Set task
Return all of the entries exactly, with nothing added or left out.

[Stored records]
◆ ◆ ◆ ◆ ◆ ◆ ◆

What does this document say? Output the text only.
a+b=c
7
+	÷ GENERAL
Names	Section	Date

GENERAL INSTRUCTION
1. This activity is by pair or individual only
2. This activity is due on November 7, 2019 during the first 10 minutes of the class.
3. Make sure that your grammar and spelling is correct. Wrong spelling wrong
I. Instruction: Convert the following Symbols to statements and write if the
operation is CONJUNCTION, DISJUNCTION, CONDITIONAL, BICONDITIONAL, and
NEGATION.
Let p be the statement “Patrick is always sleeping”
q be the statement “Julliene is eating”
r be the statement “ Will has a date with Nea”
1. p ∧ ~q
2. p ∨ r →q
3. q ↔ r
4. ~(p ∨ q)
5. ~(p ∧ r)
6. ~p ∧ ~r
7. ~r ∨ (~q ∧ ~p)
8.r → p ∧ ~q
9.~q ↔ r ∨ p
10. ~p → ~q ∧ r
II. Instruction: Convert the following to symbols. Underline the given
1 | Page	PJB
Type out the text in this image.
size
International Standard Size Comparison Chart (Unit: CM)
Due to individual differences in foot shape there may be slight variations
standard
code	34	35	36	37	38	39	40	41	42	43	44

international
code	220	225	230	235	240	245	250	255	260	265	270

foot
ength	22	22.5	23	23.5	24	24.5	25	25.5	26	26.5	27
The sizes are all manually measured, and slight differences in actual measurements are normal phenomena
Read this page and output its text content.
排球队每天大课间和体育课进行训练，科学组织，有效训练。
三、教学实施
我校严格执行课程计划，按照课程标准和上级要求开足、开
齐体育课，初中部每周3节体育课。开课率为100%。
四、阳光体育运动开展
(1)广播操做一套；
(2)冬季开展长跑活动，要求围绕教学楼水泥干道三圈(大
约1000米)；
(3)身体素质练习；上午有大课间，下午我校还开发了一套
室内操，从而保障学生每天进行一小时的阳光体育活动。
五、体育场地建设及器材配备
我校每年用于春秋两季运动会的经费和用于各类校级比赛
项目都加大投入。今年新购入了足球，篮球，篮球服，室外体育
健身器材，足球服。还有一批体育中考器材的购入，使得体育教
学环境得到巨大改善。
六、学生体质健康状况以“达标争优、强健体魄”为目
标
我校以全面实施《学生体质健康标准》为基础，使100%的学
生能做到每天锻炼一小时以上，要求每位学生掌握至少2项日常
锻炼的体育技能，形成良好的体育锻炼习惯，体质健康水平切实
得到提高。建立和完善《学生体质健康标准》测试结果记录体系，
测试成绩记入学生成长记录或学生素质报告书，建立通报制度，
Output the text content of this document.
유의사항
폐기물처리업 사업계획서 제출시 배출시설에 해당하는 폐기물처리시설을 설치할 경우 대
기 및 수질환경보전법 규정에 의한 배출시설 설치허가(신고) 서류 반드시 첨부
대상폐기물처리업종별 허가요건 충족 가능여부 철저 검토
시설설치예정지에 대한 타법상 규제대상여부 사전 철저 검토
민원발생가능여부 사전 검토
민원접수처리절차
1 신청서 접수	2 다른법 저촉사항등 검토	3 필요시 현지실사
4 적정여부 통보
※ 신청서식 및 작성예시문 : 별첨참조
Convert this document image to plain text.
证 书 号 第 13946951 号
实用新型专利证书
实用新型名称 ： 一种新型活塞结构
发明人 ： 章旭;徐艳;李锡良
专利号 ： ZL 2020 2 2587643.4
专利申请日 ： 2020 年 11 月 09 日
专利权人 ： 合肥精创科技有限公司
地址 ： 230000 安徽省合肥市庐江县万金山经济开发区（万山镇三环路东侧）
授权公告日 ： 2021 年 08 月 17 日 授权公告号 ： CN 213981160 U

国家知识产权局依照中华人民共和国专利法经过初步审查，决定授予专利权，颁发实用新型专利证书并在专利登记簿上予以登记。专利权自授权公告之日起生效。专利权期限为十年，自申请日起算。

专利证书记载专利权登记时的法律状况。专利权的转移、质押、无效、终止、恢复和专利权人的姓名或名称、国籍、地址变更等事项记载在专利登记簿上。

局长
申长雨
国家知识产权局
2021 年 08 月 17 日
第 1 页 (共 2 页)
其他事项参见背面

◆ ◆ ◆ ◆ ◆ ◆ ◆

Response to this exercise
What does this document say? Output the text only.
a+b=c
7
+	÷ GENERAL
Names	Section	Date

GENERAL INSTRUCTION
1. This activity is by pair or individual only
2. This activity is due on November 7, 2019 during the first 10 minutes of the class.
3. Make sure that your grammar and spelling is correct. Wrong spelling wrong
I. Instruction: Convert the following Symbols to statements and write if the
operation is CONJUNCTION, DISJUNCTION, CONDITIONAL, BICONDITIONAL, and
NEGATION.
Let p be the statement “Patrick is always sleeping”
q be the statement “Julliene is eating”
r be the statement “ Will has a date with Nea”
1. p ∧ ~q
2. p ∨ r →q
3. q ↔ r
4. ~(p ∨ q)
5. ~(p ∧ r)
6. ~p ∧ ~r
7. ~r ∨ (~q ∧ ~p)
8.r → p ∧ ~q
9.~q ↔ r ∨ p
10. ~p → ~q ∧ r
II. Instruction: Convert the following to symbols. Underline the given
1 | Page	PJB
Type out the text in this image.
size
International Standard Size Comparison Chart (Unit: CM)
Due to individual differences in foot shape there may be slight variations
standard
code	34	35	36	37	38	39	40	41	42	43	44

international
code	220	225	230	235	240	245	250	255	260	265	270

foot
ength	22	22.5	23	23.5	24	24.5	25	25.5	26	26.5	27
The sizes are all manually measured, and slight differences in actual measurements are normal phenomena
Read this page and output its text content.
排球队每天大课间和体育课进行训练，科学组织，有效训练。
三、教学实施
我校严格执行课程计划，按照课程标准和上级要求开足、开
齐体育课，初中部每周3节体育课。开课率为100%。
四、阳光体育运动开展
(1)广播操做一套；
(2)冬季开展长跑活动，要求围绕教学楼水泥干道三圈(大
约1000米)；
(3)身体素质练习；上午有大课间，下午我校还开发了一套
室内操，从而保障学生每天进行一小时的阳光体育活动。
五、体育场地建设及器材配备
我校每年用于春秋两季运动会的经费和用于各类校级比赛
项目都加大投入。今年新购入了足球，篮球，篮球服，室外体育
健身器材，足球服。还有一批体育中考器材的购入，使得体育教
学环境得到巨大改善。
六、学生体质健康状况以“达标争优、强健体魄”为目
标
我校以全面实施《学生体质健康标准》为基础，使100%的学
生能做到每天锻炼一小时以上，要求每位学生掌握至少2项日常
锻炼的体育技能，形成良好的体育锻炼习惯，体质健康水平切实
得到提高。建立和完善《学生体质健康标准》测试结果记录体系，
测试成绩记入学生成长记录或学生素质报告书，建立通报制度，
Output the text content of this document.
유의사항
폐기물처리업 사업계획서 제출시 배출시설에 해당하는 폐기물처리시설을 설치할 경우 대
기 및 수질환경보전법 규정에 의한 배출시설 설치허가(신고) 서류 반드시 첨부
대상폐기물처리업종별 허가요건 충족 가능여부 철저 검토
시설설치예정지에 대한 타법상 규제대상여부 사전 철저 검토
민원발생가능여부 사전 검토
민원접수처리절차
1 신청서 접수	2 다른법 저촉사항등 검토	3 필요시 현지실사
4 적정여부 통보
※ 신청서식 및 작성예시문 : 별첨참조
Convert this document image to plain text.
证 书 号 第 13946951 号
实用新型专利证书
实用新型名称 ： 一种新型活塞结构
发明人 ： 章旭;徐艳;李锡良
专利号 ： ZL 2020 2 2587643.4
专利申请日 ： 2020 年 11 月 09 日
专利权人 ： 合肥精创科技有限公司
地址 ： 230000 安徽省合肥市庐江县万金山经济开发区（万山镇三环路东侧）
授权公告日 ： 2021 年 08 月 17 日 授权公告号 ： CN 213981160 U

国家知识产权局依照中华人民共和国专利法经过初步审查，决定授予专利权，颁发实用新型专利证书并在专利登记簿上予以登记。专利权自授权公告之日起生效。专利权期限为十年，自申请日起算。

专利证书记载专利权登记时的法律状况。专利权的转移、质押、无效、终止、恢复和专利权人的姓名或名称、国籍、地址变更等事项记载在专利登记簿上。

局长
申长雨
国家知识产权局
2021 年 08 月 17 日
第 1 页 (共 2 页)
其他事项参见背面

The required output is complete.